[Start Dataset rows]

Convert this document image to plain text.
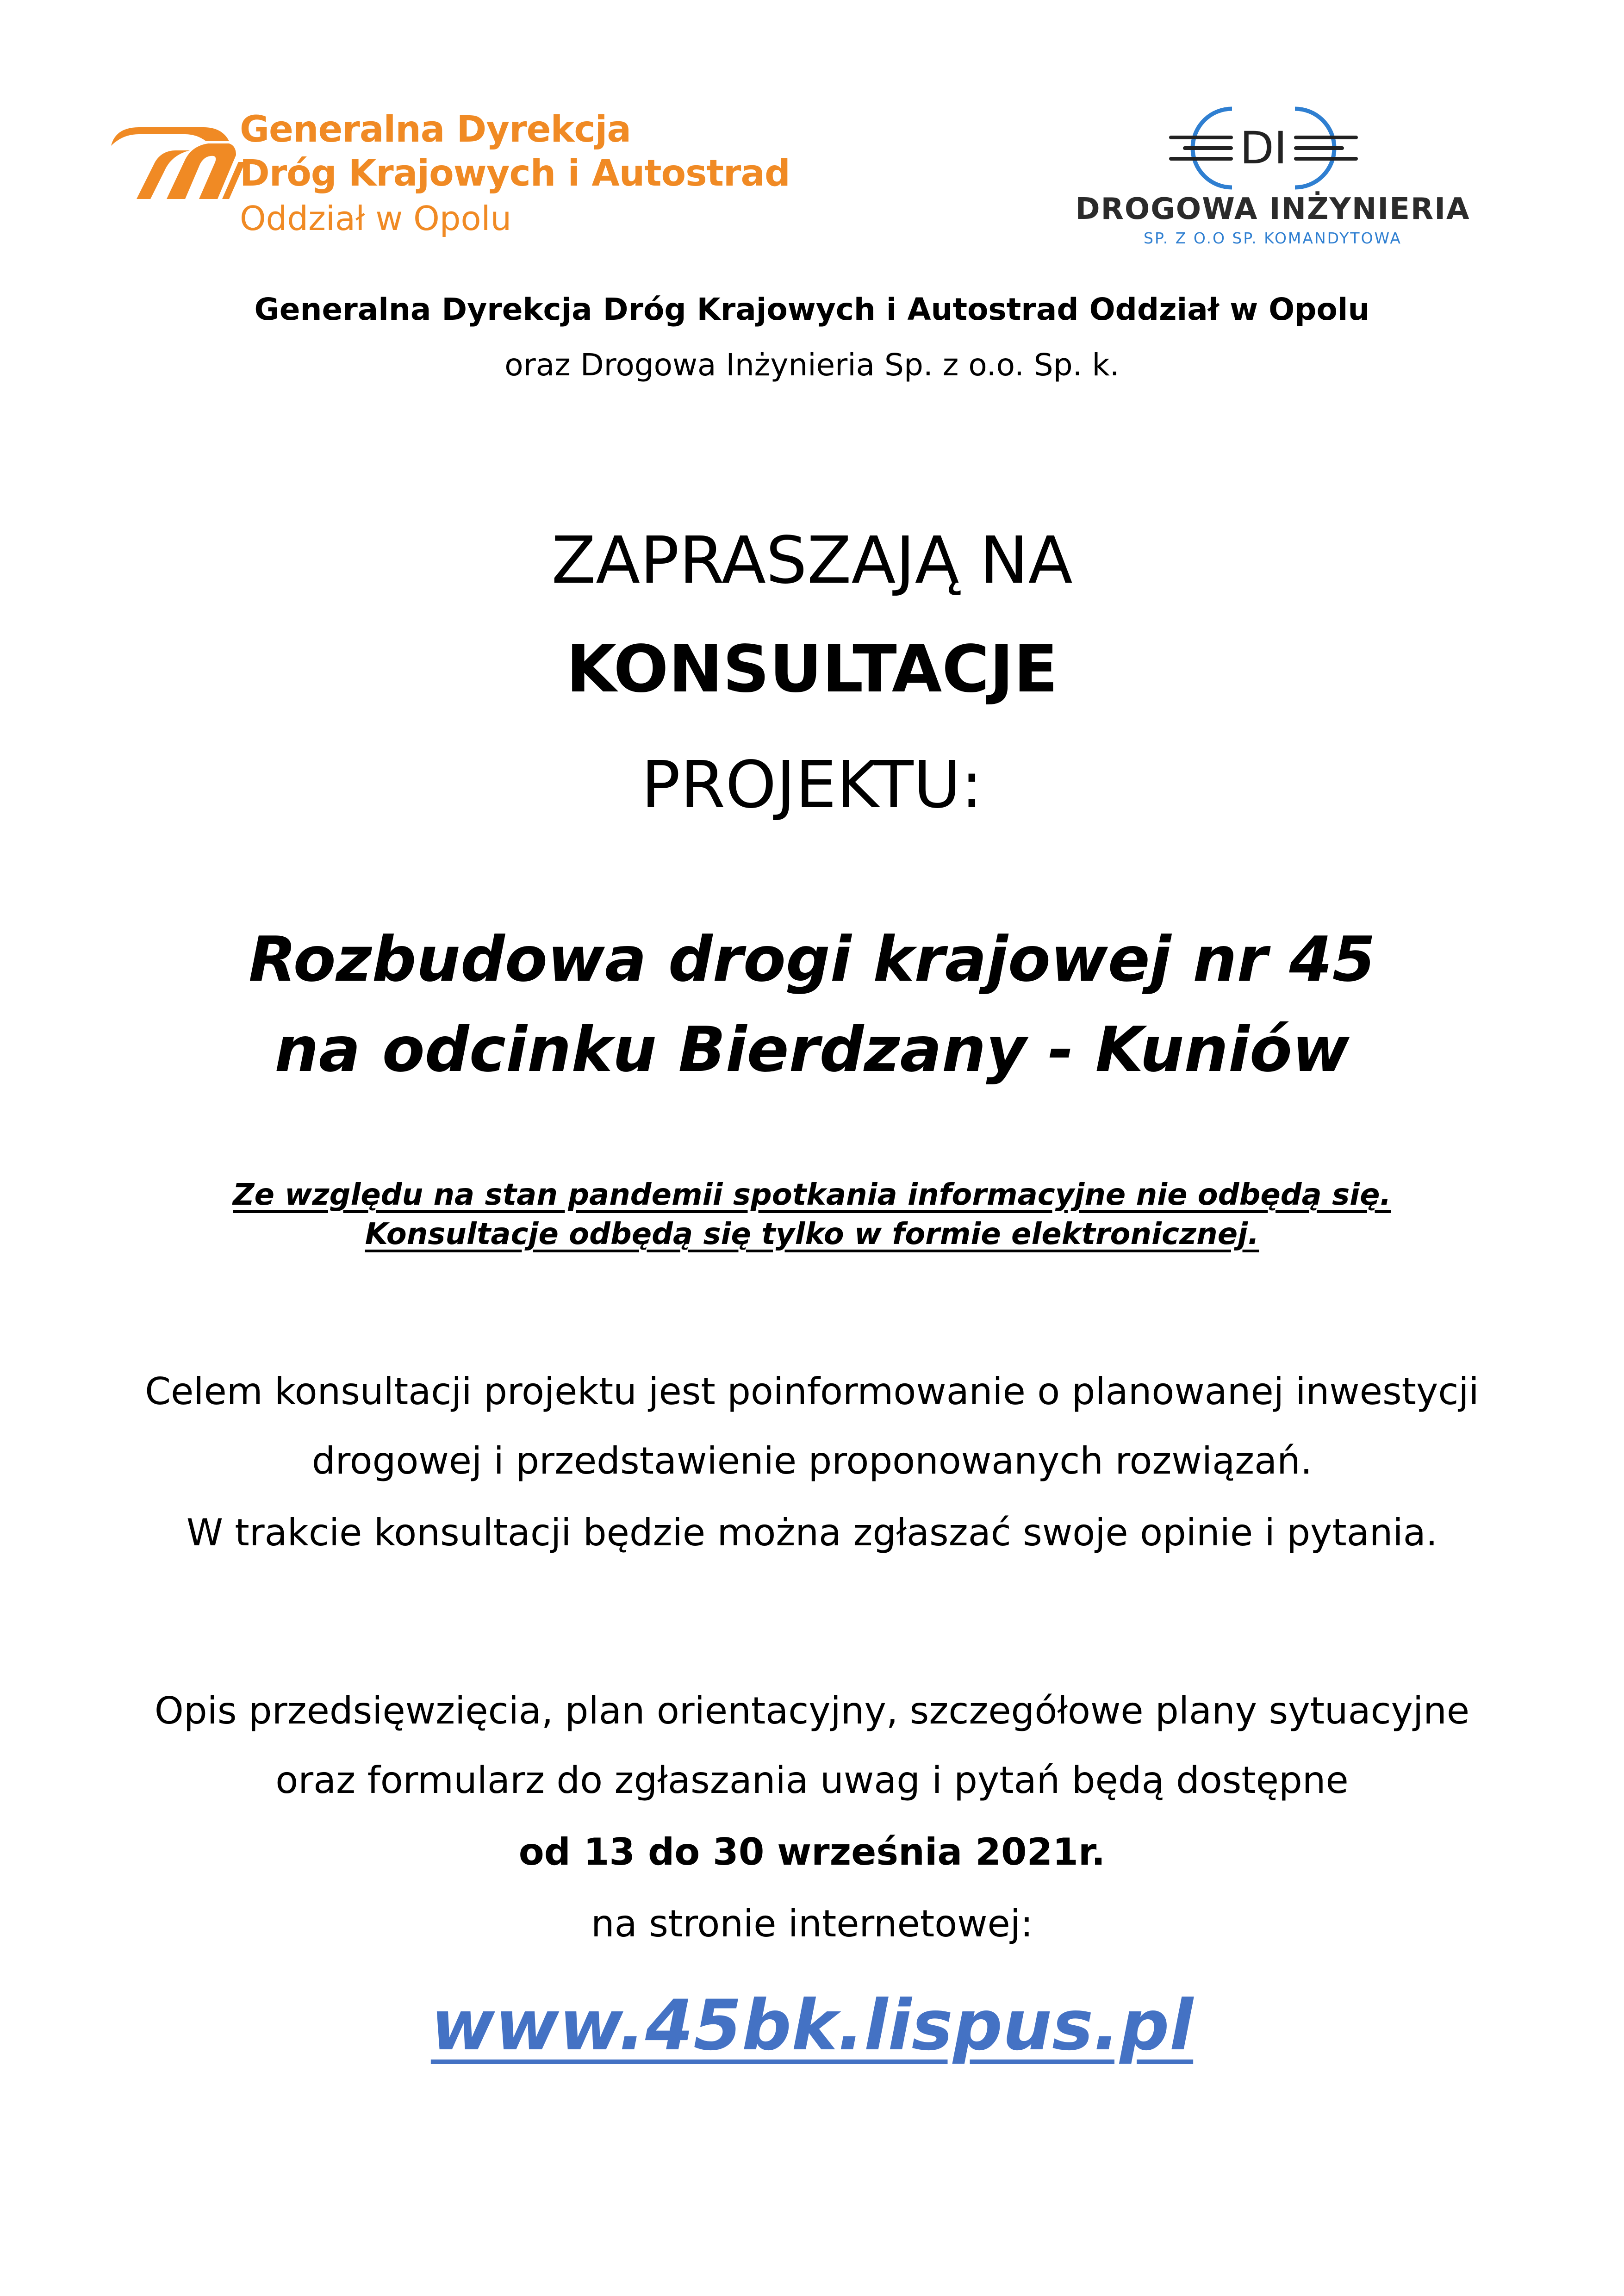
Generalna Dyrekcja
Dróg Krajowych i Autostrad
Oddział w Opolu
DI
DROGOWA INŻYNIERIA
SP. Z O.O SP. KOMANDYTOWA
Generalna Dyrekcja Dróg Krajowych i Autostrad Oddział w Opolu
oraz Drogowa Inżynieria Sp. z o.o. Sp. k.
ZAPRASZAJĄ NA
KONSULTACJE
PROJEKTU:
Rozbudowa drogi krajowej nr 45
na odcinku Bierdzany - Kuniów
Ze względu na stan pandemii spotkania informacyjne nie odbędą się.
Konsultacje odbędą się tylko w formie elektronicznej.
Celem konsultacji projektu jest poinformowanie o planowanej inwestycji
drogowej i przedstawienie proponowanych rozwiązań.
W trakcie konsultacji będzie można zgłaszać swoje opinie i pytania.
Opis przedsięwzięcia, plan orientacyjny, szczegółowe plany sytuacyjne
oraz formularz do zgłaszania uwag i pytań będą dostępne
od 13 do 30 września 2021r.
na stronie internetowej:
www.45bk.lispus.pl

[End Dataset rows]

# [Objective]
Repeat the records above exactly, omitting every picture.

# [Output for this task]
Convert this document image to plain text.
Generalna Dyrekcja
Dróg Krajowych i Autostrad
Oddział w Opolu
DI
DROGOWA INŻYNIERIA
SP. Z O.O SP. KOMANDYTOWA
Generalna Dyrekcja Dróg Krajowych i Autostrad Oddział w Opolu
oraz Drogowa Inżynieria Sp. z o.o. Sp. k.
ZAPRASZAJĄ NA
KONSULTACJE
PROJEKTU:
Rozbudowa drogi krajowej nr 45
na odcinku Bierdzany - Kuniów
Ze względu na stan pandemii spotkania informacyjne nie odbędą się.
Konsultacje odbędą się tylko w formie elektronicznej.
Celem konsultacji projektu jest poinformowanie o planowanej inwestycji
drogowej i przedstawienie proponowanych rozwiązań.
W trakcie konsultacji będzie można zgłaszać swoje opinie i pytania.
Opis przedsięwzięcia, plan orientacyjny, szczegółowe plany sytuacyjne
oraz formularz do zgłaszania uwag i pytań będą dostępne
od 13 do 30 września 2021r.
na stronie internetowej:
www.45bk.lispus.pl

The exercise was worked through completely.